_Goal:_ The exercise asks you to copy every line below in which "object" appears.
#### Input material ####
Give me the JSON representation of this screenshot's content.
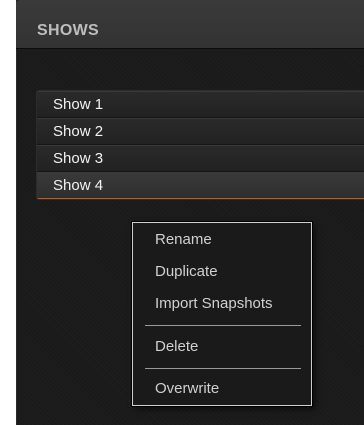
{
  "panel": {
    "title": "SHOWS"
  },
  "shows": [
    {
      "label": "Show 1",
      "selected": false
    },
    {
      "label": "Show 2",
      "selected": false
    },
    {
      "label": "Show 3",
      "selected": false
    },
    {
      "label": "Show 4",
      "selected": true
    }
  ],
  "context_menu": {
    "items": [
      {
        "label": "Rename"
      },
      {
        "label": "Duplicate"
      },
      {
        "label": "Import Snapshots"
      },
      {
        "label": "Delete"
      },
      {
        "label": "Overwrite"
      }
    ]
  },
  "colors": {
    "accent": "#c55a1a",
    "panel_bg": "#1a1a1a",
    "menu_border": "#cfcfcf"
  }
}
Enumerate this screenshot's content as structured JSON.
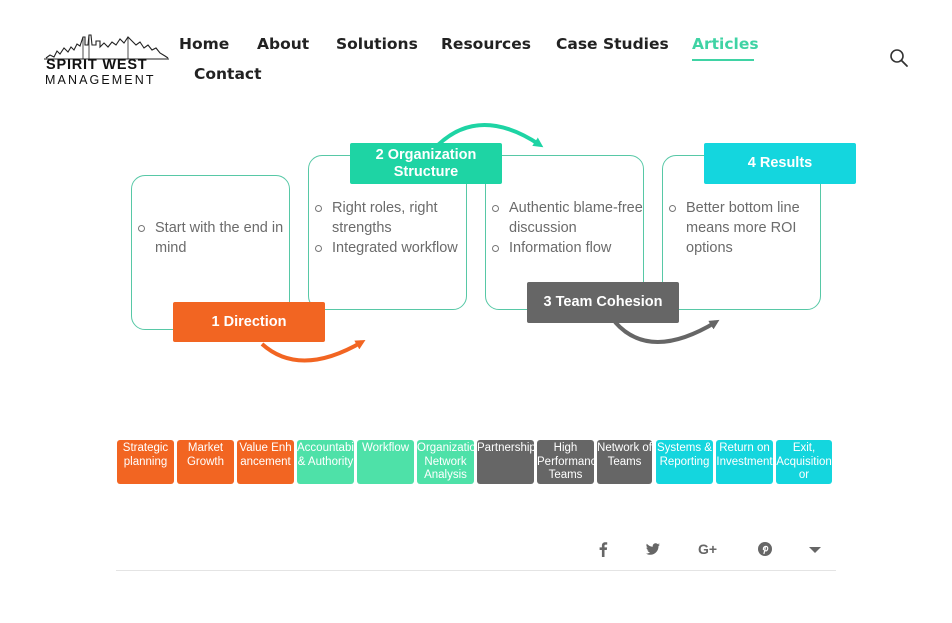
{
  "logo": {
    "line1": "SPIRIT WEST",
    "line2": "MANAGEMENT"
  },
  "nav": {
    "items": [
      {
        "label": "Home"
      },
      {
        "label": "About"
      },
      {
        "label": "Solutions"
      },
      {
        "label": "Resources"
      },
      {
        "label": "Case Studies"
      },
      {
        "label": "Articles",
        "active": true
      },
      {
        "label": "Contact"
      }
    ]
  },
  "colors": {
    "accent": "#3fd3a4",
    "orange": "#f26522",
    "green": "#4ee1a8",
    "gray": "#666666",
    "cyan": "#14d6de"
  },
  "diagram": {
    "steps": [
      {
        "label": "1 Direction",
        "bullets": [
          "Start with the end in mind"
        ]
      },
      {
        "label": "2 Organization Structure",
        "bullets": [
          "Right roles, right strengths",
          "Integrated workflow"
        ]
      },
      {
        "label": "3 Team Cohesion",
        "bullets": [
          "Authentic blame-free discussion",
          "Information flow"
        ]
      },
      {
        "label": "4 Results",
        "bullets": [
          "Better bottom line means more ROI options"
        ]
      }
    ]
  },
  "tiles": [
    {
      "label": "Strategic planning",
      "color": "orange"
    },
    {
      "label": "Market Growth",
      "color": "orange"
    },
    {
      "label": "Value Enhancement",
      "color": "orange"
    },
    {
      "label": "Accountability & Authority",
      "color": "green"
    },
    {
      "label": "Workflow",
      "color": "green"
    },
    {
      "label": "Organization Network Analysis",
      "color": "green"
    },
    {
      "label": "Partnerships",
      "color": "gray"
    },
    {
      "label": "High Performance Teams",
      "color": "gray"
    },
    {
      "label": "Network of Teams",
      "color": "gray"
    },
    {
      "label": "Systems & Reporting",
      "color": "cyan"
    },
    {
      "label": "Return on Investment",
      "color": "cyan"
    },
    {
      "label": "Exit, Acquisition or",
      "color": "cyan"
    }
  ],
  "share": {
    "icons": [
      "facebook-icon",
      "twitter-icon",
      "google-plus-icon",
      "pinterest-icon",
      "dropdown-caret-icon"
    ]
  }
}
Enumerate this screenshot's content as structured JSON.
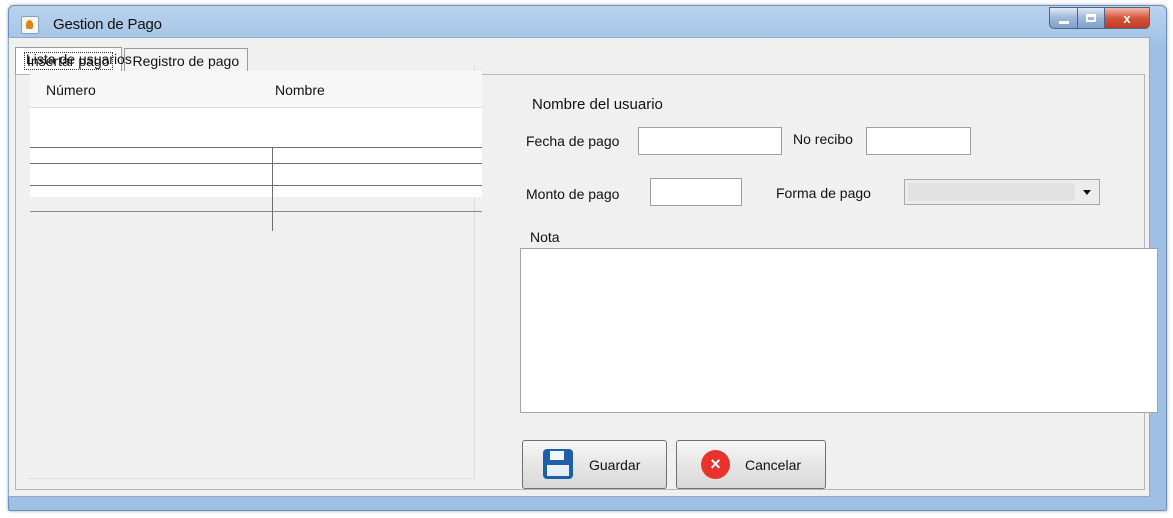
{
  "window": {
    "title": "Gestion de Pago",
    "controls": {
      "close": "x"
    }
  },
  "tabs": [
    {
      "label": "Insertar pago",
      "active": true
    },
    {
      "label": "Registro de pago",
      "active": false
    }
  ],
  "user_list": {
    "label": "Lista de usuarios",
    "columns": [
      "Número",
      "Nombre"
    ]
  },
  "form": {
    "user_name_label": "Nombre del usuario",
    "fecha_label": "Fecha de pago",
    "fecha_value": "",
    "recibo_label": "No recibo",
    "recibo_value": "",
    "monto_label": "Monto de pago",
    "monto_value": "",
    "forma_label": "Forma de pago",
    "forma_value": "",
    "nota_label": "Nota",
    "nota_value": ""
  },
  "buttons": {
    "save_label": "Guardar",
    "cancel_label": "Cancelar",
    "cancel_glyph": "×"
  },
  "colors": {
    "titlebar": "#a9c6e8",
    "close_button": "#d4553e",
    "save_icon": "#1f5fa8",
    "cancel_icon": "#e8322b"
  }
}
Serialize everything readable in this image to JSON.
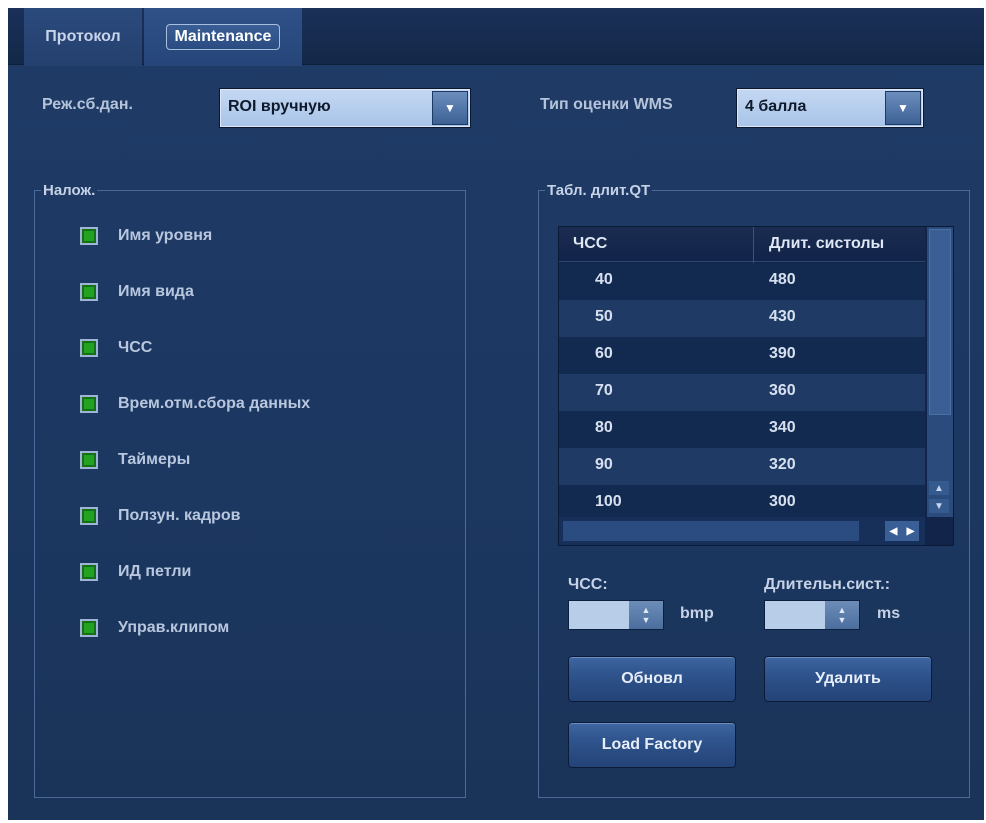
{
  "tabs": [
    "Протокол",
    "Maintenance"
  ],
  "acquisition": {
    "label": "Реж.сб.дан.",
    "value": "ROI вручную"
  },
  "wms": {
    "label": "Тип оценки WMS",
    "value": "4 балла"
  },
  "overlay": {
    "legend": "Налож.",
    "items": [
      {
        "label": "Имя уровня",
        "checked": true
      },
      {
        "label": "Имя вида",
        "checked": true
      },
      {
        "label": "ЧСС",
        "checked": true
      },
      {
        "label": "Врем.отм.сбора данных",
        "checked": true
      },
      {
        "label": "Таймеры",
        "checked": true
      },
      {
        "label": "Ползун. кадров",
        "checked": true
      },
      {
        "label": "ИД петли",
        "checked": true
      },
      {
        "label": "Управ.клипом",
        "checked": true
      }
    ]
  },
  "qt_table": {
    "legend": "Табл. длит.QT",
    "headers": [
      "ЧСС",
      "Длит. систолы"
    ],
    "rows": [
      [
        "40",
        "480"
      ],
      [
        "50",
        "430"
      ],
      [
        "60",
        "390"
      ],
      [
        "70",
        "360"
      ],
      [
        "80",
        "340"
      ],
      [
        "90",
        "320"
      ],
      [
        "100",
        "300"
      ]
    ],
    "hr_label": "ЧСС:",
    "hr_unit": "bmp",
    "sys_label": "Длительн.сист.:",
    "sys_unit": "ms",
    "update_label": "Обновл",
    "delete_label": "Удалить",
    "load_factory_label": "Load Factory"
  },
  "colors": {
    "panel_bg": "#1c3862",
    "checkbox_green": "#22a122",
    "combo_bg": "#b4cdee"
  }
}
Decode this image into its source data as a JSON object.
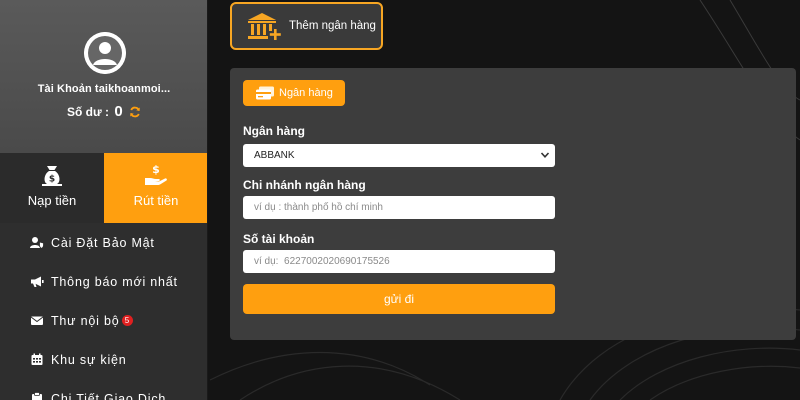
{
  "colors": {
    "accent": "#ff9f0f",
    "border_accent": "#f7a623",
    "badge": "#e02020"
  },
  "sidebar": {
    "account_name": "Tài Khoản taikhoanmoi...",
    "balance_label": "Số dư :",
    "balance_value": "0",
    "deposit_label": "Nạp tiền",
    "withdraw_label": "Rút tiền",
    "menu": [
      {
        "label": "Cài Đặt Bảo Mật",
        "icon": "user-shield-icon"
      },
      {
        "label": "Thông báo mới nhất",
        "icon": "megaphone-icon"
      },
      {
        "label": "Thư nội bộ",
        "icon": "envelope-icon",
        "badge": "5"
      },
      {
        "label": "Khu sự kiện",
        "icon": "calendar-icon"
      },
      {
        "label": "Chi Tiết Giao Dịch",
        "icon": "clipboard-icon"
      }
    ]
  },
  "main": {
    "add_bank_label": "Thêm ngân hàng",
    "bank_tab_label": "Ngân hàng",
    "form": {
      "bank_label": "Ngân hàng",
      "bank_selected": "ABBANK",
      "branch_label": "Chi nhánh ngân hàng",
      "branch_placeholder": "ví dụ : thành phố hồ chí minh",
      "account_label": "Số tài khoản",
      "account_placeholder": "ví dụ:  6227002020690175526",
      "submit_label": "gửi đi"
    }
  }
}
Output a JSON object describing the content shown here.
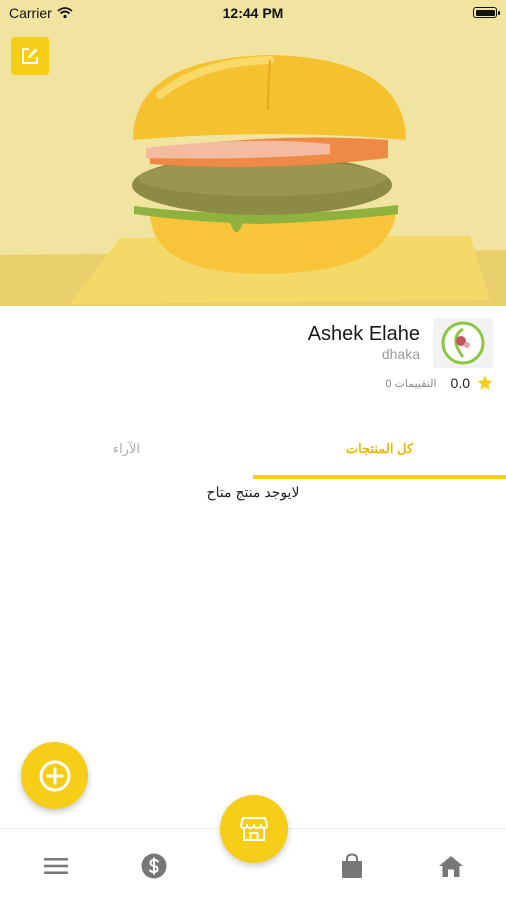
{
  "status_bar": {
    "carrier": "Carrier",
    "time": "12:44 PM"
  },
  "hero": {
    "image": "burger-image",
    "edit_icon": "edit-icon"
  },
  "store": {
    "name": "Ashek Elahe",
    "location": "dhaka",
    "rating_value": "0.0",
    "rating_count": "0 التقييمات",
    "logo_icon": "store-logo"
  },
  "tabs": {
    "products": "كل المنتجات",
    "reviews": "الآراء",
    "active": "products"
  },
  "main": {
    "empty_message": "لايوجد منتج متاح"
  },
  "fab": {
    "icon": "plus-circle-icon"
  },
  "bottom_nav": {
    "items": [
      "menu-icon",
      "dollar-icon",
      "store-icon",
      "bag-icon",
      "home-icon"
    ]
  },
  "colors": {
    "accent": "#f6cd17",
    "active_tab_text": "#e7b614",
    "inactive_tab_text": "#aaaaaa",
    "nav_icon": "#777777"
  }
}
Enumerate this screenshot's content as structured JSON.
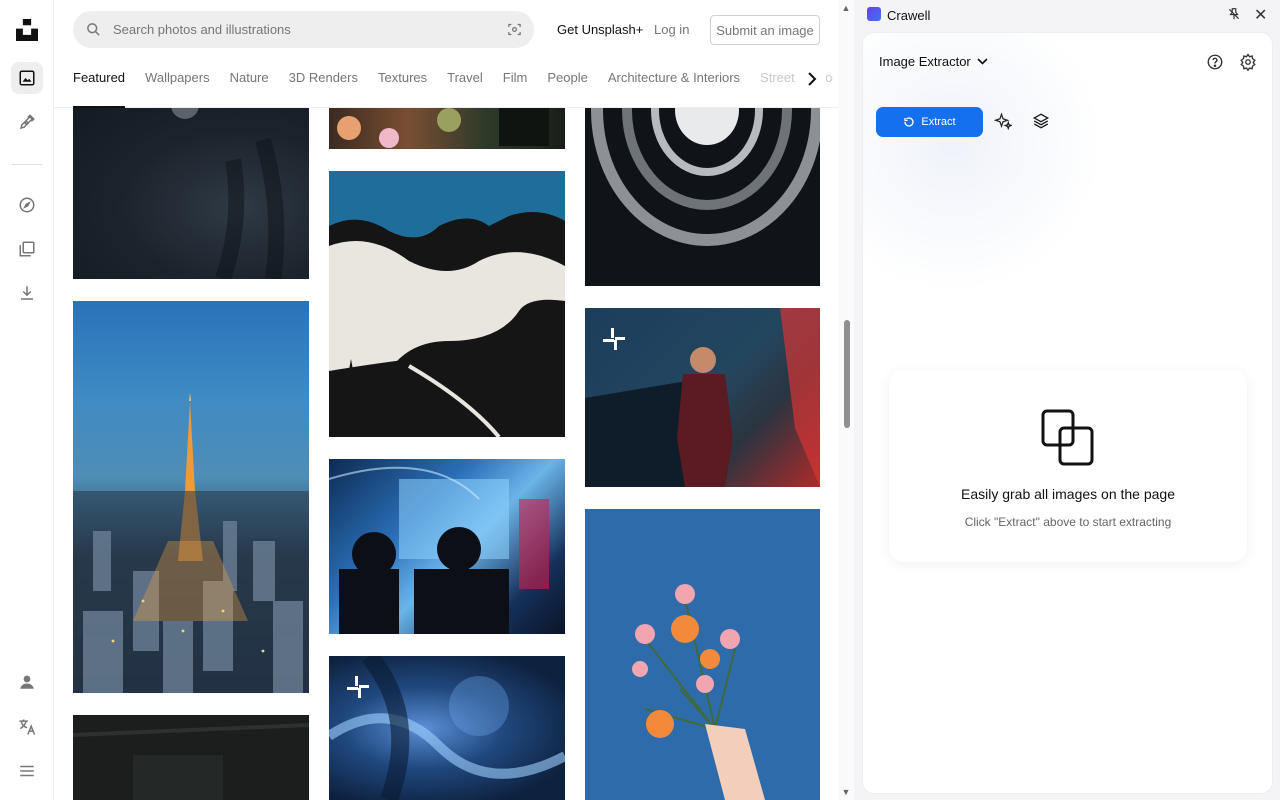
{
  "rail": {
    "items": [
      "unsplash-logo",
      "photos-icon",
      "illustrations-icon",
      "explore-icon",
      "collections-icon",
      "download-icon",
      "user-icon",
      "translate-icon",
      "menu-icon"
    ]
  },
  "header": {
    "search_placeholder": "Search photos and illustrations",
    "get_plus": "Get Unsplash+",
    "login": "Log in",
    "submit": "Submit an image"
  },
  "tabs": [
    {
      "label": "Featured",
      "active": true
    },
    {
      "label": "Wallpapers"
    },
    {
      "label": "Nature"
    },
    {
      "label": "3D Renders"
    },
    {
      "label": "Textures"
    },
    {
      "label": "Travel"
    },
    {
      "label": "Film"
    },
    {
      "label": "People"
    },
    {
      "label": "Architecture & Interiors"
    },
    {
      "label": "Street Photography"
    }
  ],
  "extension": {
    "app_name": "Crawell",
    "mode": "Image Extractor",
    "extract_label": "Extract",
    "empty_title": "Easily grab all images on the page",
    "empty_subtitle": "Click \"Extract\" above to start extracting",
    "accent": "#1570EF"
  }
}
####
_Output below:_
Decode this image into its source data as a JSON object.
Output a JSON object describing the content shown here.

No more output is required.